#### BRIEF:
Return the listing below exactly, with the pictures dropped.

-- START OF RECORDS SHOWN --

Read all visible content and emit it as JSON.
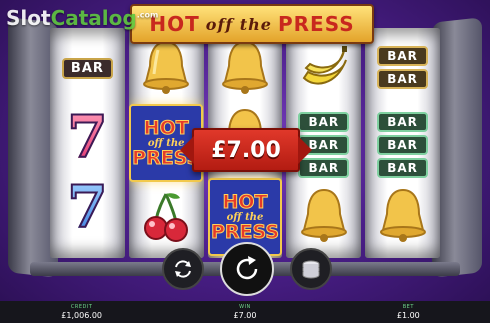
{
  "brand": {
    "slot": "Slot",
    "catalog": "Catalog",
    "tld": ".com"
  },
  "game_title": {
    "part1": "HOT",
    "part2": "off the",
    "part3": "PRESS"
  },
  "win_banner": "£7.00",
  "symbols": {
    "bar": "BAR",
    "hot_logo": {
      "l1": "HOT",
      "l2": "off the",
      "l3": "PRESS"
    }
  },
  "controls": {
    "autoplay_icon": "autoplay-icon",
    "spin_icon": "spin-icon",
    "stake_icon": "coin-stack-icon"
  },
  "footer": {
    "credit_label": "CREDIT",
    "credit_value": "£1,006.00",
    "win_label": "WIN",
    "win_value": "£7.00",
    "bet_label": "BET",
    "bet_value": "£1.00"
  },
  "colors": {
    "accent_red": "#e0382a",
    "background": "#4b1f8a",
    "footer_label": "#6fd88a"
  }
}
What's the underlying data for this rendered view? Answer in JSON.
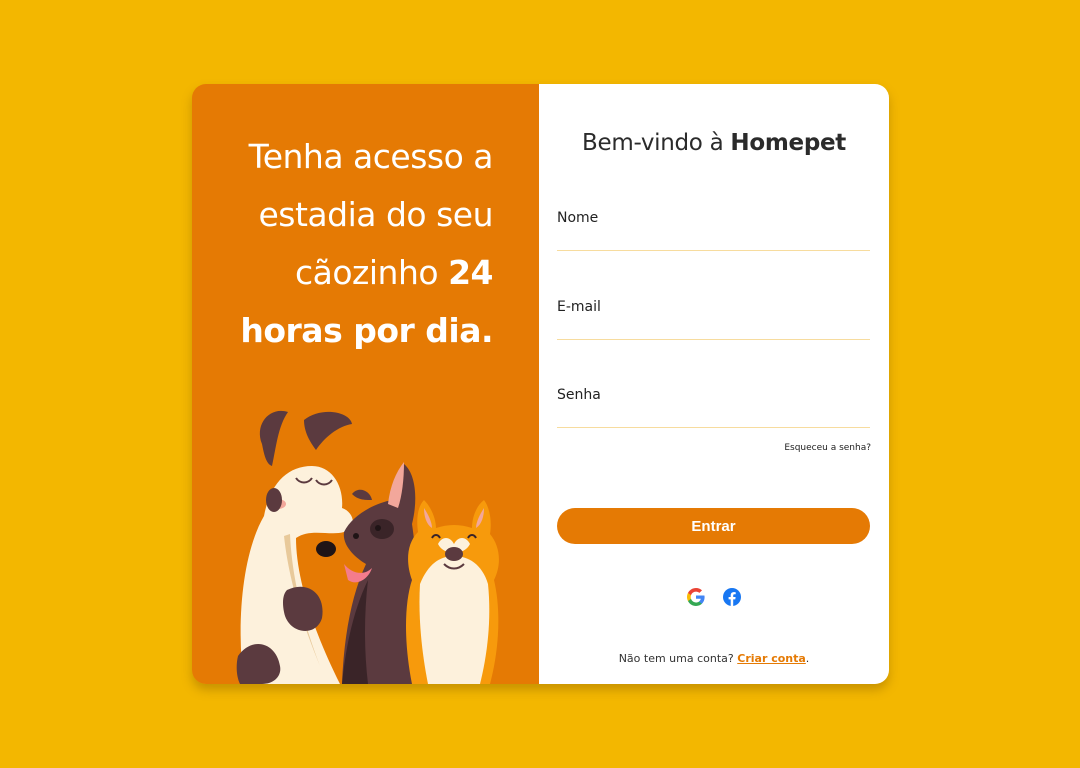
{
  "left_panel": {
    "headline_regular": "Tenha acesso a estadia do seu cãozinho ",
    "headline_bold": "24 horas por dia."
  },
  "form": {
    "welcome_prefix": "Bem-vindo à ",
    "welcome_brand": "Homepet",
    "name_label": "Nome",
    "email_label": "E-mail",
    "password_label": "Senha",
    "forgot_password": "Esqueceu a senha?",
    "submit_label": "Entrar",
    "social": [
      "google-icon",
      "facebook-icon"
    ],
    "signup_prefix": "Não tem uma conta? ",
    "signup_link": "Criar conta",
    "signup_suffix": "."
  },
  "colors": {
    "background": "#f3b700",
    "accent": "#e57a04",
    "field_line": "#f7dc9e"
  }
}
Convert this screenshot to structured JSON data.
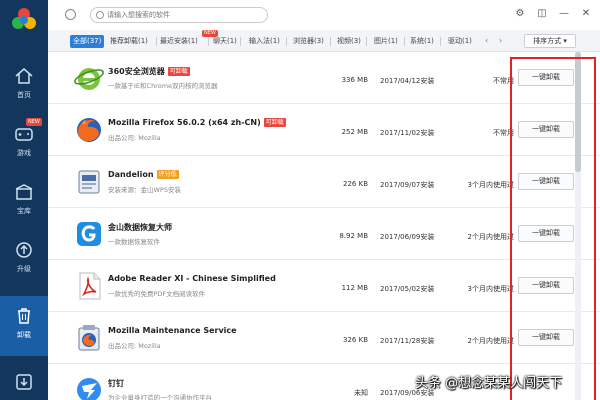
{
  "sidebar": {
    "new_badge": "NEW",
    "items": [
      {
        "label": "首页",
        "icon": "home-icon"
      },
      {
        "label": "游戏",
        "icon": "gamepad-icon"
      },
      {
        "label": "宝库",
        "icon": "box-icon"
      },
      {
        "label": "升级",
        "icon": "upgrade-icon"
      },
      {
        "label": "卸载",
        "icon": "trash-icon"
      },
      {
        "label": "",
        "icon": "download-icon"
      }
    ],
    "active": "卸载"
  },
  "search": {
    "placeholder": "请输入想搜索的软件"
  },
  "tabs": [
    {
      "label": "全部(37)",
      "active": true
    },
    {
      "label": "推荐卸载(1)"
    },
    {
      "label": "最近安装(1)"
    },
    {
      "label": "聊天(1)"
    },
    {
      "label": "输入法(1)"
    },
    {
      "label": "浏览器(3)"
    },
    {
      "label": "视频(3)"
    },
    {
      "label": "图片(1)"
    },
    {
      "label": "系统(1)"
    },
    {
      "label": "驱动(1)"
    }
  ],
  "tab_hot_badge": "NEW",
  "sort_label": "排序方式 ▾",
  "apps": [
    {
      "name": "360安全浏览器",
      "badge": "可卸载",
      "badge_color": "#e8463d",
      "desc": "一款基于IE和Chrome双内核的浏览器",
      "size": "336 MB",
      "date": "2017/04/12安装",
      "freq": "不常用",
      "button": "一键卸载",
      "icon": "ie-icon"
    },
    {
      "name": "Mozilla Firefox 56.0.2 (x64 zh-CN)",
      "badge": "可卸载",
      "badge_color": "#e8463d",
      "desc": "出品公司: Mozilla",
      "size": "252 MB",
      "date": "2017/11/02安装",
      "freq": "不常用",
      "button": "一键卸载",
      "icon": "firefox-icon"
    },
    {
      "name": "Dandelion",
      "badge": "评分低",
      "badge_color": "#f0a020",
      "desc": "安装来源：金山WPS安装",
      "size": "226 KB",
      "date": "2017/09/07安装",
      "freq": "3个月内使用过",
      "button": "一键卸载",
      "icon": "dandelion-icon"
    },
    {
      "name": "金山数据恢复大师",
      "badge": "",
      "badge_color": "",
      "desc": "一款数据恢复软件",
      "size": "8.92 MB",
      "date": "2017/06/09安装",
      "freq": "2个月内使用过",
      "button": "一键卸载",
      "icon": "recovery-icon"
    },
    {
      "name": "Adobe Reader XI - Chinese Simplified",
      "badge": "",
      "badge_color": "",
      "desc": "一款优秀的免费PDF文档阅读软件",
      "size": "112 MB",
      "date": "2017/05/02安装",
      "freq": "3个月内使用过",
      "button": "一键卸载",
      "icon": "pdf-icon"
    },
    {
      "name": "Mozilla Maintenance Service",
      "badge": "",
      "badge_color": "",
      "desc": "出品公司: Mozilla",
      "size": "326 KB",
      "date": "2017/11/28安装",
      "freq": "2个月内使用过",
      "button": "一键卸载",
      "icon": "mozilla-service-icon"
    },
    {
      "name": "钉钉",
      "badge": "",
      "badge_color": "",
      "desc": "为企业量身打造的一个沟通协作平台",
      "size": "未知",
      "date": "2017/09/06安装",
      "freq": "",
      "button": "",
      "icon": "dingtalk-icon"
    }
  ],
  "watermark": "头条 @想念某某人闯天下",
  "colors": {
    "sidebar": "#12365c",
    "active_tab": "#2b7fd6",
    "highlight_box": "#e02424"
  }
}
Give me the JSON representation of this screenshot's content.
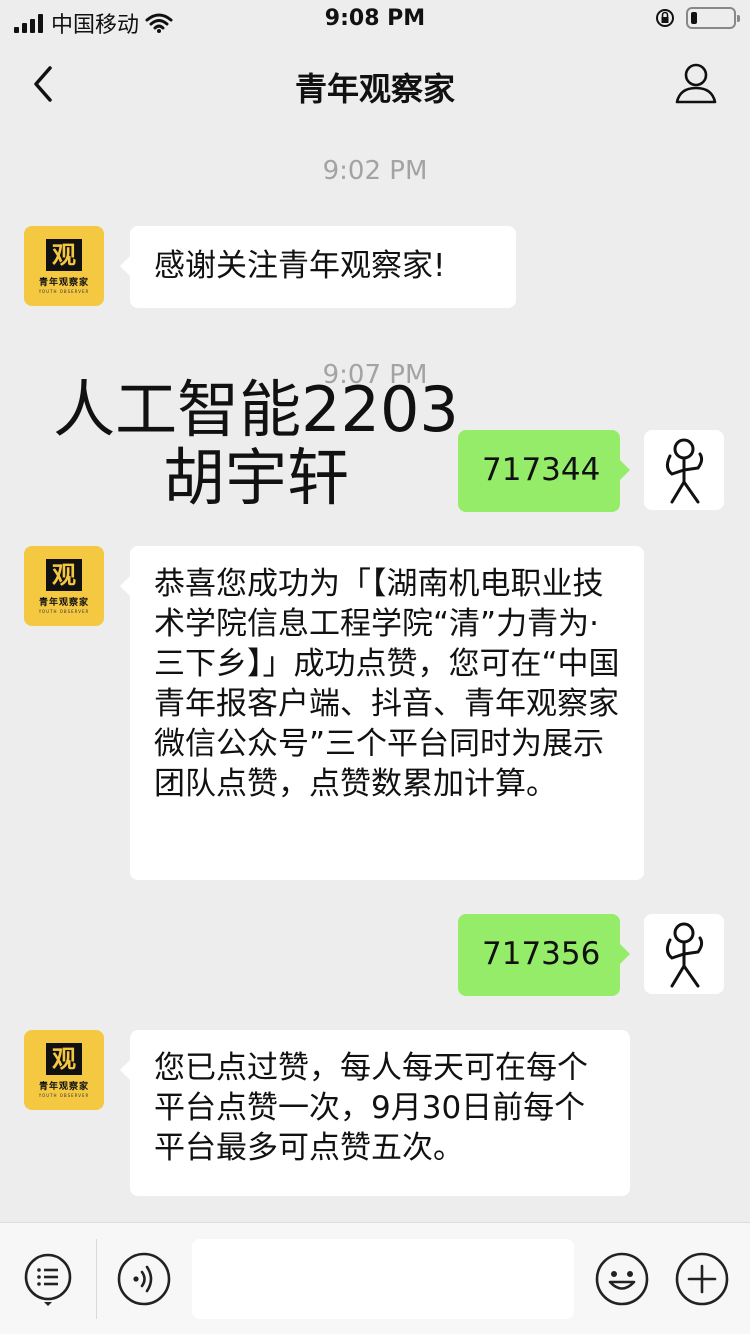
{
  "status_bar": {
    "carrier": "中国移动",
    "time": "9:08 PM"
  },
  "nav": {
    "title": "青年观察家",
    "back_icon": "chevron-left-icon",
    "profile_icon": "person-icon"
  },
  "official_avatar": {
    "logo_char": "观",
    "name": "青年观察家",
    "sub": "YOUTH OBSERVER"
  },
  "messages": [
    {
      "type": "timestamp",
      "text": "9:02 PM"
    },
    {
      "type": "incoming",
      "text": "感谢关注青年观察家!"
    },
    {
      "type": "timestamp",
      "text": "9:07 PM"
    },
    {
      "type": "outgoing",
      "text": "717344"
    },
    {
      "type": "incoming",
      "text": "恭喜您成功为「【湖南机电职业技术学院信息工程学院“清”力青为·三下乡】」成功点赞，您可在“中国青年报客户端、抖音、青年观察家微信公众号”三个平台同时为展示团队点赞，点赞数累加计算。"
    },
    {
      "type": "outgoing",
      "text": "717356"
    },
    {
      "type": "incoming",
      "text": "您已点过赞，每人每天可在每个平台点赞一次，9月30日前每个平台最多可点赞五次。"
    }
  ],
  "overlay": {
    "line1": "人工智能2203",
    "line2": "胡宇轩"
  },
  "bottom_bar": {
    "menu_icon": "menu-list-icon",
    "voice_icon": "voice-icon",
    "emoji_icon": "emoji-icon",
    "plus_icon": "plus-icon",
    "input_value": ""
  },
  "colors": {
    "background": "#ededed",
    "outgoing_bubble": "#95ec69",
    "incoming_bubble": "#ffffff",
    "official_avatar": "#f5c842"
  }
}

-- END OF RECORDS SHOWN --

#### RESPONSE TO THE EXERCISE:
Read all visible content and emit it as JSON.
{
  "brand": {
    "slot": "Slot",
    "catalog": "Catalog",
    "tld": ".com"
  },
  "game_title": {
    "part1": "HOT",
    "part2": "off the",
    "part3": "PRESS"
  },
  "win_banner": "£7.00",
  "symbols": {
    "bar": "BAR",
    "hot_logo": {
      "l1": "HOT",
      "l2": "off the",
      "l3": "PRESS"
    }
  },
  "controls": {
    "autoplay_icon": "autoplay-icon",
    "spin_icon": "spin-icon",
    "stake_icon": "coin-stack-icon"
  },
  "footer": {
    "credit_label": "CREDIT",
    "credit_value": "£1,006.00",
    "win_label": "WIN",
    "win_value": "£7.00",
    "bet_label": "BET",
    "bet_value": "£1.00"
  },
  "colors": {
    "accent_red": "#e0382a",
    "background": "#4b1f8a",
    "footer_label": "#6fd88a"
  }
}
What's the underlying data for this rendered view? Answer in JSON.
{
  "left_panel": {
    "headline_regular": "Tenha acesso a estadia do seu cãozinho ",
    "headline_bold": "24 horas por dia."
  },
  "form": {
    "welcome_prefix": "Bem-vindo à ",
    "welcome_brand": "Homepet",
    "name_label": "Nome",
    "email_label": "E-mail",
    "password_label": "Senha",
    "forgot_password": "Esqueceu a senha?",
    "submit_label": "Entrar",
    "social": [
      "google-icon",
      "facebook-icon"
    ],
    "signup_prefix": "Não tem uma conta? ",
    "signup_link": "Criar conta",
    "signup_suffix": "."
  },
  "colors": {
    "background": "#f3b700",
    "accent": "#e57a04",
    "field_line": "#f7dc9e"
  }
}
Convert this screenshot to structured JSON data.
{
  "sidebar": {
    "new_badge": "NEW",
    "items": [
      {
        "label": "首页",
        "icon": "home-icon"
      },
      {
        "label": "游戏",
        "icon": "gamepad-icon"
      },
      {
        "label": "宝库",
        "icon": "box-icon"
      },
      {
        "label": "升级",
        "icon": "upgrade-icon"
      },
      {
        "label": "卸载",
        "icon": "trash-icon"
      },
      {
        "label": "",
        "icon": "download-icon"
      }
    ],
    "active": "卸载"
  },
  "search": {
    "placeholder": "请输入想搜索的软件"
  },
  "tabs": [
    {
      "label": "全部(37)",
      "active": true
    },
    {
      "label": "推荐卸载(1)"
    },
    {
      "label": "最近安装(1)"
    },
    {
      "label": "聊天(1)"
    },
    {
      "label": "输入法(1)"
    },
    {
      "label": "浏览器(3)"
    },
    {
      "label": "视频(3)"
    },
    {
      "label": "图片(1)"
    },
    {
      "label": "系统(1)"
    },
    {
      "label": "驱动(1)"
    }
  ],
  "tab_hot_badge": "NEW",
  "sort_label": "排序方式 ▾",
  "apps": [
    {
      "name": "360安全浏览器",
      "badge": "可卸载",
      "badge_color": "#e8463d",
      "desc": "一款基于IE和Chrome双内核的浏览器",
      "size": "336 MB",
      "date": "2017/04/12安装",
      "freq": "不常用",
      "button": "一键卸载",
      "icon": "ie-icon"
    },
    {
      "name": "Mozilla Firefox 56.0.2 (x64 zh-CN)",
      "badge": "可卸载",
      "badge_color": "#e8463d",
      "desc": "出品公司: Mozilla",
      "size": "252 MB",
      "date": "2017/11/02安装",
      "freq": "不常用",
      "button": "一键卸载",
      "icon": "firefox-icon"
    },
    {
      "name": "Dandelion",
      "badge": "评分低",
      "badge_color": "#f0a020",
      "desc": "安装来源：金山WPS安装",
      "size": "226 KB",
      "date": "2017/09/07安装",
      "freq": "3个月内使用过",
      "button": "一键卸载",
      "icon": "dandelion-icon"
    },
    {
      "name": "金山数据恢复大师",
      "badge": "",
      "badge_color": "",
      "desc": "一款数据恢复软件",
      "size": "8.92 MB",
      "date": "2017/06/09安装",
      "freq": "2个月内使用过",
      "button": "一键卸载",
      "icon": "recovery-icon"
    },
    {
      "name": "Adobe Reader XI - Chinese Simplified",
      "badge": "",
      "badge_color": "",
      "desc": "一款优秀的免费PDF文档阅读软件",
      "size": "112 MB",
      "date": "2017/05/02安装",
      "freq": "3个月内使用过",
      "button": "一键卸载",
      "icon": "pdf-icon"
    },
    {
      "name": "Mozilla Maintenance Service",
      "badge": "",
      "badge_color": "",
      "desc": "出品公司: Mozilla",
      "size": "326 KB",
      "date": "2017/11/28安装",
      "freq": "2个月内使用过",
      "button": "一键卸载",
      "icon": "mozilla-service-icon"
    },
    {
      "name": "钉钉",
      "badge": "",
      "badge_color": "",
      "desc": "为企业量身打造的一个沟通协作平台",
      "size": "未知",
      "date": "2017/09/06安装",
      "freq": "",
      "button": "",
      "icon": "dingtalk-icon"
    }
  ],
  "watermark": "头条 @想念某某人闯天下",
  "colors": {
    "sidebar": "#12365c",
    "active_tab": "#2b7fd6",
    "highlight_box": "#e02424"
  }
}
Give me the JSON representation of this screenshot's content.
{
  "status_bar": {
    "carrier": "中国移动",
    "time": "9:08 PM"
  },
  "nav": {
    "title": "青年观察家",
    "back_icon": "chevron-left-icon",
    "profile_icon": "person-icon"
  },
  "official_avatar": {
    "logo_char": "观",
    "name": "青年观察家",
    "sub": "YOUTH OBSERVER"
  },
  "messages": [
    {
      "type": "timestamp",
      "text": "9:02 PM"
    },
    {
      "type": "incoming",
      "text": "感谢关注青年观察家!"
    },
    {
      "type": "timestamp",
      "text": "9:07 PM"
    },
    {
      "type": "outgoing",
      "text": "717344"
    },
    {
      "type": "incoming",
      "text": "恭喜您成功为「【湖南机电职业技术学院信息工程学院“清”力青为·三下乡】」成功点赞，您可在“中国青年报客户端、抖音、青年观察家微信公众号”三个平台同时为展示团队点赞，点赞数累加计算。"
    },
    {
      "type": "outgoing",
      "text": "717356"
    },
    {
      "type": "incoming",
      "text": "您已点过赞，每人每天可在每个平台点赞一次，9月30日前每个平台最多可点赞五次。"
    }
  ],
  "overlay": {
    "line1": "人工智能2203",
    "line2": "胡宇轩"
  },
  "bottom_bar": {
    "menu_icon": "menu-list-icon",
    "voice_icon": "voice-icon",
    "emoji_icon": "emoji-icon",
    "plus_icon": "plus-icon",
    "input_value": ""
  },
  "colors": {
    "background": "#ededed",
    "outgoing_bubble": "#95ec69",
    "incoming_bubble": "#ffffff",
    "official_avatar": "#f5c842"
  }
}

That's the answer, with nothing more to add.